### Task goal
Find the lines holding the string "xlabel" in the data, then copy all of them.

##### Records for this exercise #####

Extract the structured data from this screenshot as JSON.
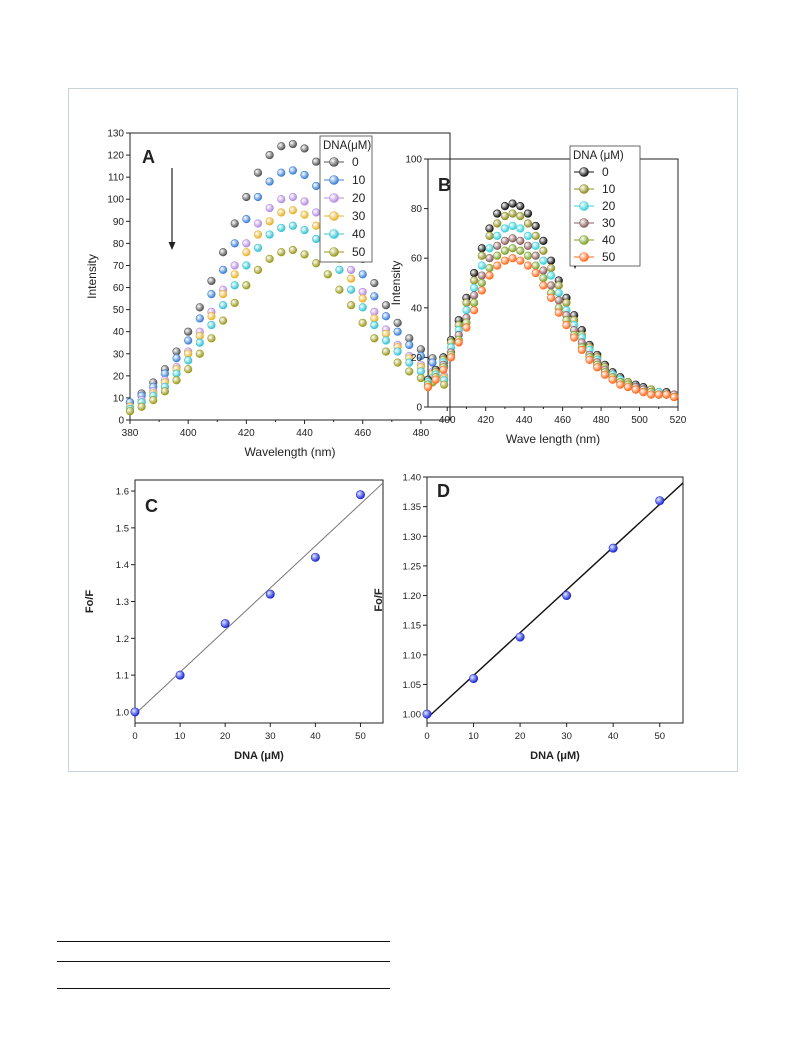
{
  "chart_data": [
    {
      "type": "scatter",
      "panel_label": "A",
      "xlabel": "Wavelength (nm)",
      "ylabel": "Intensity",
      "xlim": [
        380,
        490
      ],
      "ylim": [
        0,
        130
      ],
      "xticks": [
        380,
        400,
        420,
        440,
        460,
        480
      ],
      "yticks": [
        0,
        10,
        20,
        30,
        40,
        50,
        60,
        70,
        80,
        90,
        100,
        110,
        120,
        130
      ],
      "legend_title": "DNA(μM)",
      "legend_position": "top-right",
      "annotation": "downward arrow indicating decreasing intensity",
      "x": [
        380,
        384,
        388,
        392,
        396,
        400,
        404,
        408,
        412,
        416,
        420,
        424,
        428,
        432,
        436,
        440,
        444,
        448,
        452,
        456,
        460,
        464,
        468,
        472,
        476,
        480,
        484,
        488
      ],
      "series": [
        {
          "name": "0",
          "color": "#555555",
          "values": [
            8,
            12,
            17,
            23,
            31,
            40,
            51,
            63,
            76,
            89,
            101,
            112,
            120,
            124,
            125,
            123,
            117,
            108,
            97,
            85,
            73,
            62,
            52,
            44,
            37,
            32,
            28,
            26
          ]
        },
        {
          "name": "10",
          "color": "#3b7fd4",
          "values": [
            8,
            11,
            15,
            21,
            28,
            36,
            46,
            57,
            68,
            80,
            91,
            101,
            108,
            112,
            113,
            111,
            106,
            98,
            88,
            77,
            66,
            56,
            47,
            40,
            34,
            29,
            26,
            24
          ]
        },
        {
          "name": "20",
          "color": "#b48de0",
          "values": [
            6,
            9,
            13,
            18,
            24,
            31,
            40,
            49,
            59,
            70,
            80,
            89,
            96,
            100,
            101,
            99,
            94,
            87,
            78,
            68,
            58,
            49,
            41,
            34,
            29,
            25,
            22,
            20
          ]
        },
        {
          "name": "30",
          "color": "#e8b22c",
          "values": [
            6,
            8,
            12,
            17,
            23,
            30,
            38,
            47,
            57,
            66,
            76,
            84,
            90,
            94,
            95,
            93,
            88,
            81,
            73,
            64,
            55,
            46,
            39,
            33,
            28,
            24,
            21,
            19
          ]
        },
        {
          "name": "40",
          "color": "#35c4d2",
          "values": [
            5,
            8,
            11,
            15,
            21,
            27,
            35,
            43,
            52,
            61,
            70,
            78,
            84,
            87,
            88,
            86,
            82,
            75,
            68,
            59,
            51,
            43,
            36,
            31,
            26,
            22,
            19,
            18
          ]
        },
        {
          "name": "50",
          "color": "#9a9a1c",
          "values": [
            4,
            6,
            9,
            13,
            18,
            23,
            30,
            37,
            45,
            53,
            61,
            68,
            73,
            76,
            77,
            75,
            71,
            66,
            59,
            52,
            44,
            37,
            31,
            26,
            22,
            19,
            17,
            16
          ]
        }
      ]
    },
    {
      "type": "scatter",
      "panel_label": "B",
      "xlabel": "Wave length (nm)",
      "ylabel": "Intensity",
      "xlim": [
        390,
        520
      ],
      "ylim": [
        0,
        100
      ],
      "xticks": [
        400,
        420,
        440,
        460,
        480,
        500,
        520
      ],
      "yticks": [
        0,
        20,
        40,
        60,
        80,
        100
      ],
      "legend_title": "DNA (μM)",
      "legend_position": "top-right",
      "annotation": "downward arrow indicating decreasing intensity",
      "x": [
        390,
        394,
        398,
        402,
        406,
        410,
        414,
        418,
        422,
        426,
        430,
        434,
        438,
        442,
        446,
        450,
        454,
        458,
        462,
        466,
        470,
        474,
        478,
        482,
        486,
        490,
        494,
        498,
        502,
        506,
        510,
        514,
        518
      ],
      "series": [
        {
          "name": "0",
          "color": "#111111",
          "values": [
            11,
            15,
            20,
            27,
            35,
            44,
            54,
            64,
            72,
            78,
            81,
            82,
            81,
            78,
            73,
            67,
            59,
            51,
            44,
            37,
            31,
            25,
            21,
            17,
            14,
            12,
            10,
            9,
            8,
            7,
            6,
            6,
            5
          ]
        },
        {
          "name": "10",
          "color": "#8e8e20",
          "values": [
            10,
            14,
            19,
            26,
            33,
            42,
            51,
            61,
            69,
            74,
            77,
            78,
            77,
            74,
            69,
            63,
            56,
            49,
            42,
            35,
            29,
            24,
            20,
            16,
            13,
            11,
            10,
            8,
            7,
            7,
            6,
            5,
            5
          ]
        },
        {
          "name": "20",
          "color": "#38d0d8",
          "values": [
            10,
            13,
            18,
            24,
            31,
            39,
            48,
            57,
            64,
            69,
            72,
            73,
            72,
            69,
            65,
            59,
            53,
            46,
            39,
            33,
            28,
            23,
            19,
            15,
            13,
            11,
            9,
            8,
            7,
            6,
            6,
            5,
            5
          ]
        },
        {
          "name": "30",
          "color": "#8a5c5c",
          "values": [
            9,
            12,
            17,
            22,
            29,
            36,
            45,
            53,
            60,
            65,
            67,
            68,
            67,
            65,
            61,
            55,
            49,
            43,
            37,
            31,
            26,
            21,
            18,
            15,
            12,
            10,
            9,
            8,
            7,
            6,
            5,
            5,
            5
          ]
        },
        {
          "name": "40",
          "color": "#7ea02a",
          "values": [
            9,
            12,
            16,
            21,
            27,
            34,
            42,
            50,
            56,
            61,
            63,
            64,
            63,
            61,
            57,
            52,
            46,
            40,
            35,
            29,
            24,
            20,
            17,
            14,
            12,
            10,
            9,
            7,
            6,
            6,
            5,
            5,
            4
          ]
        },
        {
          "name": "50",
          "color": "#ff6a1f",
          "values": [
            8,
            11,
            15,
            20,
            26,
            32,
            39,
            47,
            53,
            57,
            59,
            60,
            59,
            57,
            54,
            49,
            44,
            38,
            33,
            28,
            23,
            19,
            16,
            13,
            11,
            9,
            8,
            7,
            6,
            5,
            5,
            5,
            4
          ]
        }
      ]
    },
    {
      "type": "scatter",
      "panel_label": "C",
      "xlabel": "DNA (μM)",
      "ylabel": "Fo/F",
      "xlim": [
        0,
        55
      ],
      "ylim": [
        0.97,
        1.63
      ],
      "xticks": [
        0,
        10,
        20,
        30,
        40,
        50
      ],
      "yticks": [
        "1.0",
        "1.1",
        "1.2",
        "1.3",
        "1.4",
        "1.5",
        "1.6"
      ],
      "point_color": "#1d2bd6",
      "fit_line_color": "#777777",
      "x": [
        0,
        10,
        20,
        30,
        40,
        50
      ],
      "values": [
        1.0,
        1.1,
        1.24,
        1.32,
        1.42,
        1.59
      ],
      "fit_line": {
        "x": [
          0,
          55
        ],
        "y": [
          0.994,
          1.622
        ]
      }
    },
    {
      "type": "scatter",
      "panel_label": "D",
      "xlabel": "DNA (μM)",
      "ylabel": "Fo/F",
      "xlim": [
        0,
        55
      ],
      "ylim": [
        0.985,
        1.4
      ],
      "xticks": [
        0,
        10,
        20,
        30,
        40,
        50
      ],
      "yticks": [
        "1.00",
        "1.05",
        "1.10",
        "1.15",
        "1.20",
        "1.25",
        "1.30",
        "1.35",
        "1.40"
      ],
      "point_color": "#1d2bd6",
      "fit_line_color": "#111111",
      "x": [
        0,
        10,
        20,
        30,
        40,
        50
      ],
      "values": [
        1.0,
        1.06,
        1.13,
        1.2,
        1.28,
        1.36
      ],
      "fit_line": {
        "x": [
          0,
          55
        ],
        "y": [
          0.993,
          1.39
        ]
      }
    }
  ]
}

#####
##### Records for this exercise #####

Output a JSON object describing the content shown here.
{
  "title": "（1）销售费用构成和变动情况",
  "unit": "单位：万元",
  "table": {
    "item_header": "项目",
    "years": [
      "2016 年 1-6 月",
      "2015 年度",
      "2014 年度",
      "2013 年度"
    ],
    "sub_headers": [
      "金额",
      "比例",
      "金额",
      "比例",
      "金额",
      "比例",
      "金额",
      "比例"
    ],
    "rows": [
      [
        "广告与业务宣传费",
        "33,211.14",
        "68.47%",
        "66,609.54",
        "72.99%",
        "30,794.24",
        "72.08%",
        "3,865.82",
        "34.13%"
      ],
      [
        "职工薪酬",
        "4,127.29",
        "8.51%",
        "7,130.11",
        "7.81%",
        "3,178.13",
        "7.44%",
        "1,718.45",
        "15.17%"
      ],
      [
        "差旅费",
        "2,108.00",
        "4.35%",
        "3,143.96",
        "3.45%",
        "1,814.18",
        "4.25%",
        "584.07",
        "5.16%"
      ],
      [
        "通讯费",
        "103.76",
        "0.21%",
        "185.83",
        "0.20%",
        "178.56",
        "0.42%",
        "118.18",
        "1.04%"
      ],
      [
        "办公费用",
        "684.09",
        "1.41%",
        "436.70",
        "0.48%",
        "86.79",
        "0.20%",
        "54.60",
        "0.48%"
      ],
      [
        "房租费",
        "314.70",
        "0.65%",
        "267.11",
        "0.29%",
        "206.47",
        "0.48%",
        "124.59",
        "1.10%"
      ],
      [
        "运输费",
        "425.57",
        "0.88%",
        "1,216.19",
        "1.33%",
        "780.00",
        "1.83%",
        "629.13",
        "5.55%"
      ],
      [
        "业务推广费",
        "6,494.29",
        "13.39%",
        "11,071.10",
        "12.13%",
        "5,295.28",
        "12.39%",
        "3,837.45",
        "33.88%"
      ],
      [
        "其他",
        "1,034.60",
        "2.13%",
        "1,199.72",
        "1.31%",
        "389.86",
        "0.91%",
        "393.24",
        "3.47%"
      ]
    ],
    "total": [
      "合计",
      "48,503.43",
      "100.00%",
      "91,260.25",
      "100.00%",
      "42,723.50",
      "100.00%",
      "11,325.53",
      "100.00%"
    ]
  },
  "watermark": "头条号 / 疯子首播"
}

#####
##### Records for this exercise #####

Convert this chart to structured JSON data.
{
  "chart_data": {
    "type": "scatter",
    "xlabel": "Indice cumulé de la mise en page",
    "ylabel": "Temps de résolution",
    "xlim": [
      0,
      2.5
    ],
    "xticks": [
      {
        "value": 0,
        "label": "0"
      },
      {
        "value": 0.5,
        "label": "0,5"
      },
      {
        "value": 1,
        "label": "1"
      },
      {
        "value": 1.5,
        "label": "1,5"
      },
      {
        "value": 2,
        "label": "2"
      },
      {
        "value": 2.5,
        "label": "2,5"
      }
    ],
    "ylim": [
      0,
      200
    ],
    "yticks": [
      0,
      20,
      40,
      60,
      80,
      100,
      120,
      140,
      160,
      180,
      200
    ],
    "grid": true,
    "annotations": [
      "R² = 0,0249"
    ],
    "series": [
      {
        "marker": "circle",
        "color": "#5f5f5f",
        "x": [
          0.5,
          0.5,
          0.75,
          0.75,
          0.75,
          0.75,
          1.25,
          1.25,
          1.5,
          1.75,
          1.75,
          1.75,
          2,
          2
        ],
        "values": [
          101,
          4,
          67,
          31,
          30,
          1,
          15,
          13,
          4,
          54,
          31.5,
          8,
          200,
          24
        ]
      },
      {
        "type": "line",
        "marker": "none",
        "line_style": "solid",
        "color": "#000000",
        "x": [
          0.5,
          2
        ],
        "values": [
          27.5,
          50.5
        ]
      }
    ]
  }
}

#####

### Result for this task
      "xlabel": "Wavelength (nm)",
      "xlabel": "Wave length (nm)",
      "xlabel": "DNA (μM)",
      "xlabel": "DNA (μM)",
    "xlabel": "Indice cumulé de la mise en page",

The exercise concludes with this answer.